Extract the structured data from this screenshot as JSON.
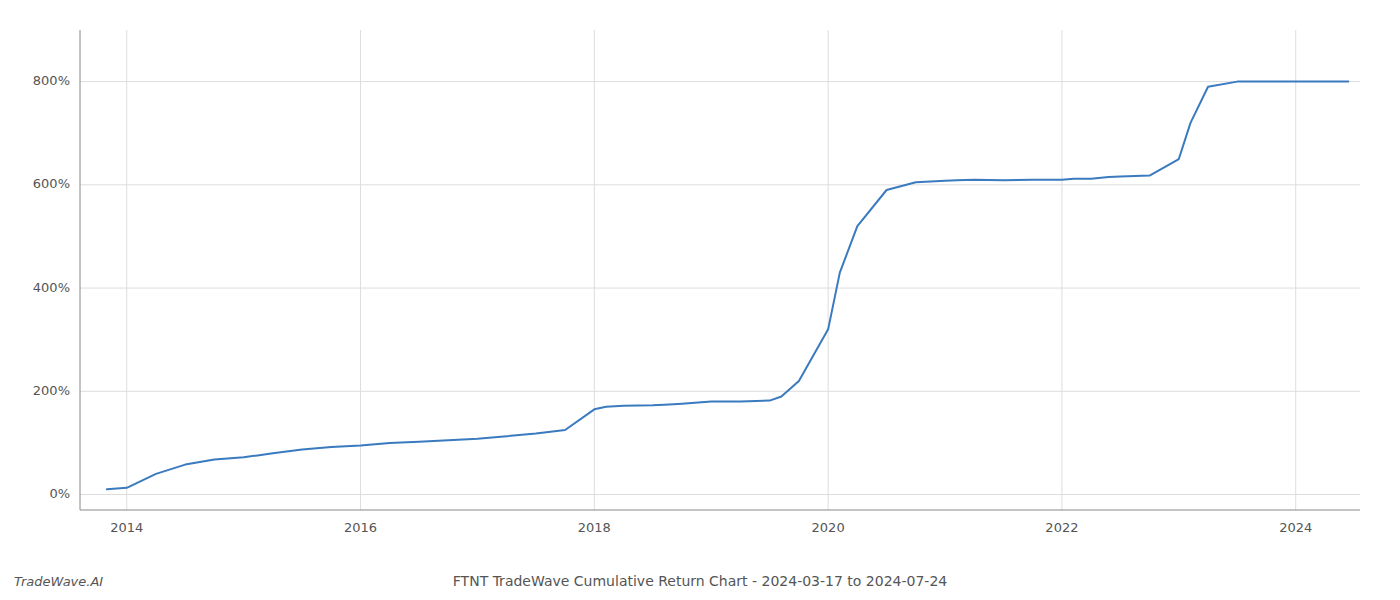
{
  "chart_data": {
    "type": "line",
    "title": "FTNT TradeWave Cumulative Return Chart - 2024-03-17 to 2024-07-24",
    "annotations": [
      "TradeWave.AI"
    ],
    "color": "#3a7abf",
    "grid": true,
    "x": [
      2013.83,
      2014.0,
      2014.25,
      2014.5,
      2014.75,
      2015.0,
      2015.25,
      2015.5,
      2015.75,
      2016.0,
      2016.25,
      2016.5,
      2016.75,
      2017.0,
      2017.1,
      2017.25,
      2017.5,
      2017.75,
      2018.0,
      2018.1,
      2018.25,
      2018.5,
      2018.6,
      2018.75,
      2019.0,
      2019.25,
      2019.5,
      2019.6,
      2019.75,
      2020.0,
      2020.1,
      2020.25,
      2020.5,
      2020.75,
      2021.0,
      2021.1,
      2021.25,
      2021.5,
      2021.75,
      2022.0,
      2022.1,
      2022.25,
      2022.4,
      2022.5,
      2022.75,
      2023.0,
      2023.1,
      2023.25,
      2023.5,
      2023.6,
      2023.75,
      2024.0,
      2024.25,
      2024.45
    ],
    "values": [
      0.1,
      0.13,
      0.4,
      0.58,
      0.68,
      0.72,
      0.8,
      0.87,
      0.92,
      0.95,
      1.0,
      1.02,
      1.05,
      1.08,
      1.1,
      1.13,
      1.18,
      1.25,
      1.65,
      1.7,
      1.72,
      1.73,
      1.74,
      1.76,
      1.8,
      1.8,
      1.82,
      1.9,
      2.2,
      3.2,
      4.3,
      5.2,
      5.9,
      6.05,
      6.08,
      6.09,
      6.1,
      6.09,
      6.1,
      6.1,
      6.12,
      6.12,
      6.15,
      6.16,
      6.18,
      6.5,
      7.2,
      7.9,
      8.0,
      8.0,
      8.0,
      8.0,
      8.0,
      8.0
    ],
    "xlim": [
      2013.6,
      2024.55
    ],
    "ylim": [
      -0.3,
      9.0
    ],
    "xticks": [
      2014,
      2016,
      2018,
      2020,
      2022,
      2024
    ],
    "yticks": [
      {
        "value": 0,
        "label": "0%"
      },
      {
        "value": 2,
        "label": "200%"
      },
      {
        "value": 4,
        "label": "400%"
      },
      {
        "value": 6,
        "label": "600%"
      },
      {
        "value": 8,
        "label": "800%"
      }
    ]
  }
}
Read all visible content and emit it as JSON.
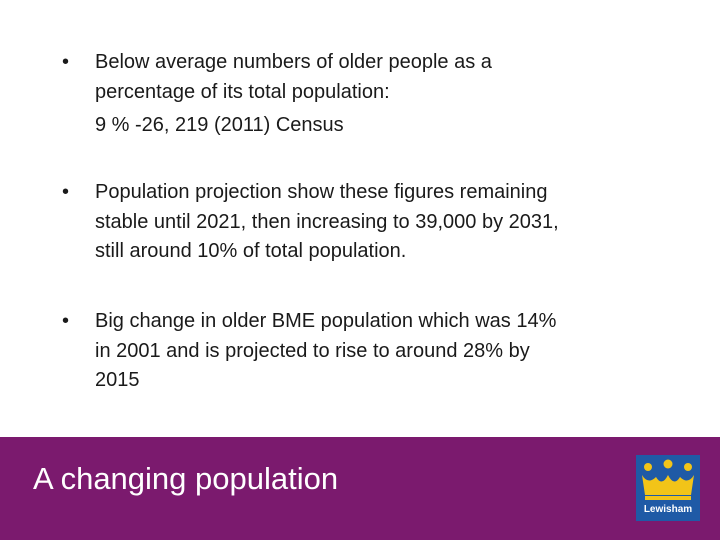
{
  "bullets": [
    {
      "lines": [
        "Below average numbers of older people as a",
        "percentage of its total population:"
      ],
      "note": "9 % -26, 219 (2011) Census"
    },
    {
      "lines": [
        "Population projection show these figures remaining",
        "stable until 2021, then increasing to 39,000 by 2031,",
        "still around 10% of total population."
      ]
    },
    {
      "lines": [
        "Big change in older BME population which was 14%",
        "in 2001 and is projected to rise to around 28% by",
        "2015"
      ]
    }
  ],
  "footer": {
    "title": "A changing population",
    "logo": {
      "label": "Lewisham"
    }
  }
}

▶ AIM OF THE TASK:
The lines to write out run from the one containing "Read all visible content and emit it as JSON." through the final line of the material above, both included; write them out exactly, with no pictures.

▶ OUTPUT BELOW:
Read all visible content and emit it as JSON.
{
  "bullets": [
    {
      "lines": [
        "Below average numbers of older people as a",
        "percentage of its total population:"
      ],
      "note": "9 % -26, 219 (2011) Census"
    },
    {
      "lines": [
        "Population projection show these figures remaining",
        "stable until 2021, then increasing to 39,000 by 2031,",
        "still around 10% of total population."
      ]
    },
    {
      "lines": [
        "Big change in older BME population which was 14%",
        "in 2001 and is projected to rise to around 28% by",
        "2015"
      ]
    }
  ],
  "footer": {
    "title": "A changing population",
    "logo": {
      "label": "Lewisham"
    }
  }
}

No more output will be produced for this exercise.